--- Start of Supplied records ---

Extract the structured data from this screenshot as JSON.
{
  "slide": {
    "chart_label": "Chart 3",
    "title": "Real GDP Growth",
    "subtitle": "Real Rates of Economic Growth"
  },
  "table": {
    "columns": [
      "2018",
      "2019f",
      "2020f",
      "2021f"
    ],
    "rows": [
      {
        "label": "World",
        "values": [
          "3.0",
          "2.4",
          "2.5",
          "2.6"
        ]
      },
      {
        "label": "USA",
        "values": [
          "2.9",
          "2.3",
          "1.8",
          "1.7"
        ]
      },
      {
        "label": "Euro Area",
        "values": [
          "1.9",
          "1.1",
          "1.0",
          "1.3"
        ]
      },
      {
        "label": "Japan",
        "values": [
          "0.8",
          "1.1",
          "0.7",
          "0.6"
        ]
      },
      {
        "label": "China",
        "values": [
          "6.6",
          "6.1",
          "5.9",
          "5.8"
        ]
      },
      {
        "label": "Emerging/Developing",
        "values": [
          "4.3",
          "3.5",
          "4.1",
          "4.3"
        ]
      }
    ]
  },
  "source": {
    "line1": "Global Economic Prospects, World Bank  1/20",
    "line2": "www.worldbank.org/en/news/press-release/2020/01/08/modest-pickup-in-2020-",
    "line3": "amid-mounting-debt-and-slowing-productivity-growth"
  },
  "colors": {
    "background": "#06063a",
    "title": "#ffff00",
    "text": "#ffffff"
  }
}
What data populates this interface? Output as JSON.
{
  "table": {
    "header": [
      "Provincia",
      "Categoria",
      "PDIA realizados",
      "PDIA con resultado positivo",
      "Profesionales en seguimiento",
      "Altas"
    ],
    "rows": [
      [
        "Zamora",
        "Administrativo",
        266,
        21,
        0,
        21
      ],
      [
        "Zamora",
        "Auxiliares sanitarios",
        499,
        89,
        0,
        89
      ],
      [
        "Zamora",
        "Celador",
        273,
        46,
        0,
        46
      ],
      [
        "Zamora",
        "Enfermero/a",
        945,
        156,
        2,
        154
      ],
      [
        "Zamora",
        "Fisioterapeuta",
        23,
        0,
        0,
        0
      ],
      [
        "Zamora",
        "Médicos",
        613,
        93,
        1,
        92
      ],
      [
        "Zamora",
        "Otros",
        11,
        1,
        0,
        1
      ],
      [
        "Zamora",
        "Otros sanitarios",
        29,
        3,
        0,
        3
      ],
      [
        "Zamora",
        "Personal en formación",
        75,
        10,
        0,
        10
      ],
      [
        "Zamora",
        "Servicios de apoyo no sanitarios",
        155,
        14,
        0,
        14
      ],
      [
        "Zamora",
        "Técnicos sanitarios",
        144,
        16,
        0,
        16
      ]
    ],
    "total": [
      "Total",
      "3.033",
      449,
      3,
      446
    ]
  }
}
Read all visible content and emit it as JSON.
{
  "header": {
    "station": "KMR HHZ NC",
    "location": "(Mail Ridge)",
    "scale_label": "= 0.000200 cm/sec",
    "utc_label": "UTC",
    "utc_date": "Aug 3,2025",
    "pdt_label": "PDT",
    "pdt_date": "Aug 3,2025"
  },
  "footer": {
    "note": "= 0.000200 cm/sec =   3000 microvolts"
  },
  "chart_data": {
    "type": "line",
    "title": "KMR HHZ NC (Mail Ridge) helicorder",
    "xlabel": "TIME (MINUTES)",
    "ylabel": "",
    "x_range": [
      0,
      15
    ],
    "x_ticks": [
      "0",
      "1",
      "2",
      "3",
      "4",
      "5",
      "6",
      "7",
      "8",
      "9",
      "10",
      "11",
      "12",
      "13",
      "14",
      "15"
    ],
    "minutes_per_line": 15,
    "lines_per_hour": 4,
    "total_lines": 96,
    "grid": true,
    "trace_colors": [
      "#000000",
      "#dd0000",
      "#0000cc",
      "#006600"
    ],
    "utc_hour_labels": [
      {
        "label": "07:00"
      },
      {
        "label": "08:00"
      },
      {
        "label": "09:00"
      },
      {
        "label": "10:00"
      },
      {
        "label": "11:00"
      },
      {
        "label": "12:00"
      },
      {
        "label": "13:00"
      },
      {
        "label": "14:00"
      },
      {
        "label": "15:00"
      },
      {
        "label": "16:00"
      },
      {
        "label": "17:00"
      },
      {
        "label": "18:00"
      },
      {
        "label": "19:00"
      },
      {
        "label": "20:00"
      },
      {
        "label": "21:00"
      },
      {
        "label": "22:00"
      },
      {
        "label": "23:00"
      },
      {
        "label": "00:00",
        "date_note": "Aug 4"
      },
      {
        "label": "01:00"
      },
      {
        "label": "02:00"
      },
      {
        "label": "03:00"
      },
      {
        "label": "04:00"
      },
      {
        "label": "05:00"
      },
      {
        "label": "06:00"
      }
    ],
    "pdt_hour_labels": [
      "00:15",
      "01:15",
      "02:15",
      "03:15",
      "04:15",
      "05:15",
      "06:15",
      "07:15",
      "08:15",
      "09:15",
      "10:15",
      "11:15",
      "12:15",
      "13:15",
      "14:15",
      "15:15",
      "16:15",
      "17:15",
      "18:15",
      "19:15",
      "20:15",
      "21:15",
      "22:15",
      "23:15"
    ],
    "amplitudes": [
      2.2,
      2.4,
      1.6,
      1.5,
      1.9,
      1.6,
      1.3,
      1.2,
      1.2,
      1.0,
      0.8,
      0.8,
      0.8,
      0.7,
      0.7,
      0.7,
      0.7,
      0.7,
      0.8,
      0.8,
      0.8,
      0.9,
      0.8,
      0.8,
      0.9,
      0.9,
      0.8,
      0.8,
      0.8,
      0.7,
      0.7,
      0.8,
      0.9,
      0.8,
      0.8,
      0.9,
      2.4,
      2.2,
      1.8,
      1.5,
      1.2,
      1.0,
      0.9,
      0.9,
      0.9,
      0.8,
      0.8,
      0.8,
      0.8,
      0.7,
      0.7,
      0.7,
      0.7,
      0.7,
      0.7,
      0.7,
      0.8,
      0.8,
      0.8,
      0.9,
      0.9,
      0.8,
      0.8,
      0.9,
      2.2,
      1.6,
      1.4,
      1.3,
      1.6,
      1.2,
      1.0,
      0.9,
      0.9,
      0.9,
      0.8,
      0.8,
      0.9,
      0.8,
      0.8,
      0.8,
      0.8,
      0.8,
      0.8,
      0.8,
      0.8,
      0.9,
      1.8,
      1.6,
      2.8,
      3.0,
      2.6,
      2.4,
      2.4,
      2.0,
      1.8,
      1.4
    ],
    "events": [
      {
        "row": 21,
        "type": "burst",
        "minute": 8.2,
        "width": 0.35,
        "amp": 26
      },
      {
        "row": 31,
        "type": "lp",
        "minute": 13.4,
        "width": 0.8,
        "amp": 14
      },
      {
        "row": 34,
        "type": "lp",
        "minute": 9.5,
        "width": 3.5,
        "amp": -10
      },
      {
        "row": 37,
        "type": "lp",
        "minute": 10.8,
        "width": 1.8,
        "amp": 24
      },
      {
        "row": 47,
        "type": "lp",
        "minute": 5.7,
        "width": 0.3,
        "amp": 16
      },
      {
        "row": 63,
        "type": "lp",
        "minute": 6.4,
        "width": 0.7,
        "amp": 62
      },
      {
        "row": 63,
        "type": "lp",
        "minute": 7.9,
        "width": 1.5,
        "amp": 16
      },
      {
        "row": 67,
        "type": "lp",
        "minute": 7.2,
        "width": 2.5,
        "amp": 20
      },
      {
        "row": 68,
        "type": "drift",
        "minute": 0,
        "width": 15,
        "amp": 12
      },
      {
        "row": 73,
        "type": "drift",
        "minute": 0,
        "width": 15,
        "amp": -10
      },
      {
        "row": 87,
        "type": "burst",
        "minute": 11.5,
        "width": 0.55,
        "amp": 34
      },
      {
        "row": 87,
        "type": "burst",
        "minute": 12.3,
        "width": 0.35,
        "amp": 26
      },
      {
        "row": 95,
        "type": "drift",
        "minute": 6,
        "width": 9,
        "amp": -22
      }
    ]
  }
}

--- End of Supplied records ---

__Task to carry out__
Copy out all lines where the word "Mail" appears.

__Finished task__
    "location": "(Mail Ridge)",
    "title": "KMR HHZ NC (Mail Ridge) helicorder",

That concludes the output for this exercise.